* _Given task_
From the listing below, pick out each line with the word "image".
--
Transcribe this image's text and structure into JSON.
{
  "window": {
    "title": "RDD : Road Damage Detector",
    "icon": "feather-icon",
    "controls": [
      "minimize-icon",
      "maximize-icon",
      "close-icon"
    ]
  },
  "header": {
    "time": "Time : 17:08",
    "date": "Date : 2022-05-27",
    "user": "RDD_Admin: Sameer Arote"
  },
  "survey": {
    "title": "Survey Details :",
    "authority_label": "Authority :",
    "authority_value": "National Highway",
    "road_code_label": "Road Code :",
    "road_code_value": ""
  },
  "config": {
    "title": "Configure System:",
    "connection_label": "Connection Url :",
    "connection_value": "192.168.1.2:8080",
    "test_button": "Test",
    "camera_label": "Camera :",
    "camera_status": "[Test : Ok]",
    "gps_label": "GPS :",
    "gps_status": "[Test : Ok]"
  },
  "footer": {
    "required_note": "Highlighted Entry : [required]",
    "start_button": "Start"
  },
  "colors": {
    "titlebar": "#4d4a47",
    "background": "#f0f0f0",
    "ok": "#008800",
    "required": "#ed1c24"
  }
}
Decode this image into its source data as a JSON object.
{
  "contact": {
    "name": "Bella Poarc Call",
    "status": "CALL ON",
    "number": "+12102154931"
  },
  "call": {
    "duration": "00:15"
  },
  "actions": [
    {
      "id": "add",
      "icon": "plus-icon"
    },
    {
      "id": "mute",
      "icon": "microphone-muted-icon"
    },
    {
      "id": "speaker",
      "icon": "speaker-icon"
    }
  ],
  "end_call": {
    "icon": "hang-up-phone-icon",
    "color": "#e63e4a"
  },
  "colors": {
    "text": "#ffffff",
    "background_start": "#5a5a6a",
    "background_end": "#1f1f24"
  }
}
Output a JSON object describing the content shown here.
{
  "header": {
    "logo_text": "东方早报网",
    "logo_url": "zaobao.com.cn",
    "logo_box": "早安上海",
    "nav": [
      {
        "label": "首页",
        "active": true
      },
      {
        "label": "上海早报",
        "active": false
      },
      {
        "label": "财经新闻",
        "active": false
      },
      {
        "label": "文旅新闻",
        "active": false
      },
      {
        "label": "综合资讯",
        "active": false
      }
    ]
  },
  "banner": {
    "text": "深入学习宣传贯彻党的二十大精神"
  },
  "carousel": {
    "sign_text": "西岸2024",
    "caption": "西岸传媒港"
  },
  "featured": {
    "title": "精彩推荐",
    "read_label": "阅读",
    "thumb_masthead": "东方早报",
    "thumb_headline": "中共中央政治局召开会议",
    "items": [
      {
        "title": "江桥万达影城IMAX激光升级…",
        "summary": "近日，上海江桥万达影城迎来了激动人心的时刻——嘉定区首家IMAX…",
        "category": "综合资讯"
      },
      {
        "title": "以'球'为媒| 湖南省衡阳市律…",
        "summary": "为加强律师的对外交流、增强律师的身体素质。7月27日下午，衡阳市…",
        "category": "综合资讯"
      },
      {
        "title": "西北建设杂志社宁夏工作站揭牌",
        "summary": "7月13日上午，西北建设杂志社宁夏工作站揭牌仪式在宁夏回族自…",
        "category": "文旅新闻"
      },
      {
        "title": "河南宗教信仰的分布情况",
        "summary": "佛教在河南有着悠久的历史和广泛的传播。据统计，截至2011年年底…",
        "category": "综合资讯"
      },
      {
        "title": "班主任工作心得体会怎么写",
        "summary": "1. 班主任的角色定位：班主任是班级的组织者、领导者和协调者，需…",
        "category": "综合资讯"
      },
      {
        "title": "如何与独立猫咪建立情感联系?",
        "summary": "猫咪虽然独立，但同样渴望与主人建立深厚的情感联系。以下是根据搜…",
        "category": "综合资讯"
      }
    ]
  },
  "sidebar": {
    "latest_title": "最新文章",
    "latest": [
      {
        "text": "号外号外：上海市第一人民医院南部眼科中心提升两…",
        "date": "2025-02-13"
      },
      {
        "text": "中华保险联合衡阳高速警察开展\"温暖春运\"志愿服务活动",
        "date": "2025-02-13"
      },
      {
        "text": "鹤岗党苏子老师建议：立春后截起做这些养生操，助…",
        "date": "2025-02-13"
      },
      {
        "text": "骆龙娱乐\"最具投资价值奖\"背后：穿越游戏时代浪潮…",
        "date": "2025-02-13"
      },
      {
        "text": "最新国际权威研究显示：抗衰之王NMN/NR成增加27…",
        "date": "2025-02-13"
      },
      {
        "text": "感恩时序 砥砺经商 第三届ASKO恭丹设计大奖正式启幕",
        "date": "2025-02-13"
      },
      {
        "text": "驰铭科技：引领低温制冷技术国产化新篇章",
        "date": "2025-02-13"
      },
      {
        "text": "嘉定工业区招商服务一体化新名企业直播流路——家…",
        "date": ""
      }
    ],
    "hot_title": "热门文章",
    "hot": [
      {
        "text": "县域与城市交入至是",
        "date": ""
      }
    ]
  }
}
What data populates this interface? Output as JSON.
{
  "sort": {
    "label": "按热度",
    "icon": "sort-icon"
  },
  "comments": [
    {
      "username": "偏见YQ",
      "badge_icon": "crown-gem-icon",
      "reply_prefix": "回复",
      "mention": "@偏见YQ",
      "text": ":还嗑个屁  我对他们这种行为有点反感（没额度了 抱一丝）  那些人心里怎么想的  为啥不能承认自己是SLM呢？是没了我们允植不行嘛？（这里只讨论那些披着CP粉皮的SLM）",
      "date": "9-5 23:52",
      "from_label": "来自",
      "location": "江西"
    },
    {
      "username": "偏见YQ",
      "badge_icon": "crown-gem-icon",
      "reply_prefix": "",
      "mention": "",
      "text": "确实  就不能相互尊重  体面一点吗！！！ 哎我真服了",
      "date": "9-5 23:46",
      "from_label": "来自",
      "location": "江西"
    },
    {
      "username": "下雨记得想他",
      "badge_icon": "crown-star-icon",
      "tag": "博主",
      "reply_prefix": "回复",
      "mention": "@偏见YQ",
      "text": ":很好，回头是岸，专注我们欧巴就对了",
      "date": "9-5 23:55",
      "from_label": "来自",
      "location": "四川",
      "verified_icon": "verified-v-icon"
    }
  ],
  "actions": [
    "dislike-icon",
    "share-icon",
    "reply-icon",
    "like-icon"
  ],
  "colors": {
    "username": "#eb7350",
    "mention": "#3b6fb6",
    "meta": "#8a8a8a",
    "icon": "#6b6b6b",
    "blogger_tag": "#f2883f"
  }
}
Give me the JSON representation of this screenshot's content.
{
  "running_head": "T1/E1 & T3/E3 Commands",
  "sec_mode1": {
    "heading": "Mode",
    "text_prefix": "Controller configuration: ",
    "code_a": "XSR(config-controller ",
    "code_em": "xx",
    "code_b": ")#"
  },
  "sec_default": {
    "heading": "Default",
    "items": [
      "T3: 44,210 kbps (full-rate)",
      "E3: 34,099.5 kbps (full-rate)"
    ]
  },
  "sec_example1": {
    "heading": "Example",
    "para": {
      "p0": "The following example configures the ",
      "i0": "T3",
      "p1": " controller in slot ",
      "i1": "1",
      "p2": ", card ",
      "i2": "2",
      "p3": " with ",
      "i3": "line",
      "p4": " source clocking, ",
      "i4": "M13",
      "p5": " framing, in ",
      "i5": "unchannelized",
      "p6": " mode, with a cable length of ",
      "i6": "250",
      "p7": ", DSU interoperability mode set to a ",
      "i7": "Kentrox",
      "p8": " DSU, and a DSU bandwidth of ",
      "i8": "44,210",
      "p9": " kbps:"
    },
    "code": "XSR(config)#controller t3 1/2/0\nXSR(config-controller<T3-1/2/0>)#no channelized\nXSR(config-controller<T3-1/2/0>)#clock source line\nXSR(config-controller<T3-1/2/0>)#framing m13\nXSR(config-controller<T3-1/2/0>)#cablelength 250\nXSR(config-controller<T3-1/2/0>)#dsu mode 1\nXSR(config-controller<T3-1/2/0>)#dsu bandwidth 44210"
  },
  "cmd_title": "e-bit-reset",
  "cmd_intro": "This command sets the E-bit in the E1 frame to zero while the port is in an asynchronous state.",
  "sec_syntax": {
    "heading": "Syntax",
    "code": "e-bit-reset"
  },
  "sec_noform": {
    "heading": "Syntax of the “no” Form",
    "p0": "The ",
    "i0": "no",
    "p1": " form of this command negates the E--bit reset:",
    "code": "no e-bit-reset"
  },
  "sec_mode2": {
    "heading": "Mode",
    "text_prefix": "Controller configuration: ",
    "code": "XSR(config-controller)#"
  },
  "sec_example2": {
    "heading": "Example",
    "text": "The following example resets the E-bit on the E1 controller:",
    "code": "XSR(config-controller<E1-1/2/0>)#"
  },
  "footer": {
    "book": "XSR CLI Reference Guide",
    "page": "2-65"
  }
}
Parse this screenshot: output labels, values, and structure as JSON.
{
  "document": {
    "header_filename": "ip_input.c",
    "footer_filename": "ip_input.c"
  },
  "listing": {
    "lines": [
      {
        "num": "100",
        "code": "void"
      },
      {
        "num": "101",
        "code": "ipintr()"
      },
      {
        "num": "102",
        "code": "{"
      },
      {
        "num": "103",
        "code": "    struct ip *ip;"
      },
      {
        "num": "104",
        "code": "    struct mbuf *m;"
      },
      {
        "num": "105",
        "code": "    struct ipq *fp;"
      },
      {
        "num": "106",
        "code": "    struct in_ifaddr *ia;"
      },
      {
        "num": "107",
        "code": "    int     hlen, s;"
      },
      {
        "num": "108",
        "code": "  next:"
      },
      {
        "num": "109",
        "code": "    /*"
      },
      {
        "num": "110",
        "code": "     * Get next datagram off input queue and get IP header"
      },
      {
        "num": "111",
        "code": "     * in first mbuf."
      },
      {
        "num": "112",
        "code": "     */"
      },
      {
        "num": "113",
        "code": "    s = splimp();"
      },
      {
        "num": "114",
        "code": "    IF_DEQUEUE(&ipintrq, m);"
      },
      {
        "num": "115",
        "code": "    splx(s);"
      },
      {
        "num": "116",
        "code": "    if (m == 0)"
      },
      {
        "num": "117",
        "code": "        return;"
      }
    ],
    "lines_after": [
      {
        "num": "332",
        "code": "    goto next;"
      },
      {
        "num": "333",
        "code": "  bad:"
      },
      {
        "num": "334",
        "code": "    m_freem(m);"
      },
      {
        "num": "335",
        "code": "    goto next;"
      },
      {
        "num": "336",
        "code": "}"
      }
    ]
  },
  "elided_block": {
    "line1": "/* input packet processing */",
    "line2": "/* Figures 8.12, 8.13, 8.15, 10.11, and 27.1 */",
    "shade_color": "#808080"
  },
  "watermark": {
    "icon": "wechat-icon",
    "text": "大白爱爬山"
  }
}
--
* _Reply to the task_
Transcribe this image's text and structure into JSON.
Decode this image into its source data as a JSON object.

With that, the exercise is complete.